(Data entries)
------------------------------------

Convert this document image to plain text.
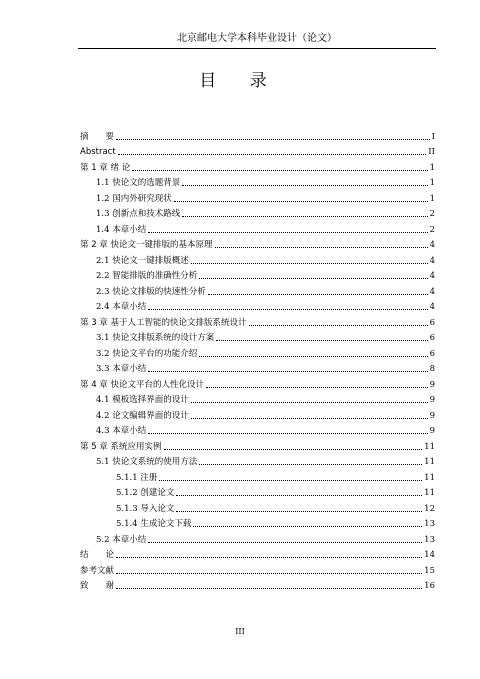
北京邮电大学本科毕业设计（论文）
目 录
摘　　要	I
Abstract	II
第 1 章 绪 论	1
1.1 快论文的选题背景	1
1.2 国内外研究现状	1
1.3 创新点和技术路线	2
1.4 本章小结	2
第 2 章 快论文一键排版的基本原理	4
2.1 快论文一键排版概述	4
2.2 智能排版的准确性分析	4
2.3 快论文排版的快速性分析	4
2.4 本章小结	4
第 3 章 基于人工智能的快论文排版系统设计	6
3.1 快论文排版系统的设计方案	6
3.2 快论文平台的功能介绍	6
3.3 本章小结	8
第 4 章 快论文平台的人性化设计	9
4.1 模板选择界面的设计	9
4.2 论文编辑界面的设计	9
4.3 本章小结	9
第 5 章 系统应用实例	11
5.1 快论文系统的使用方法	11
5.1.1 注册	11
5.1.2 创建论文	11
5.1.3 导入论文	12
5.1.4 生成论文下载	13
5.2 本章小结	13
结　　论	14
参考文献	15
致　　谢	16
III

------------------------------------

■ **REQUIREMENT**: Work out the number of lines in this listing that include the word "本章小结". Reply with that number only.

■ **ANSWER**: 5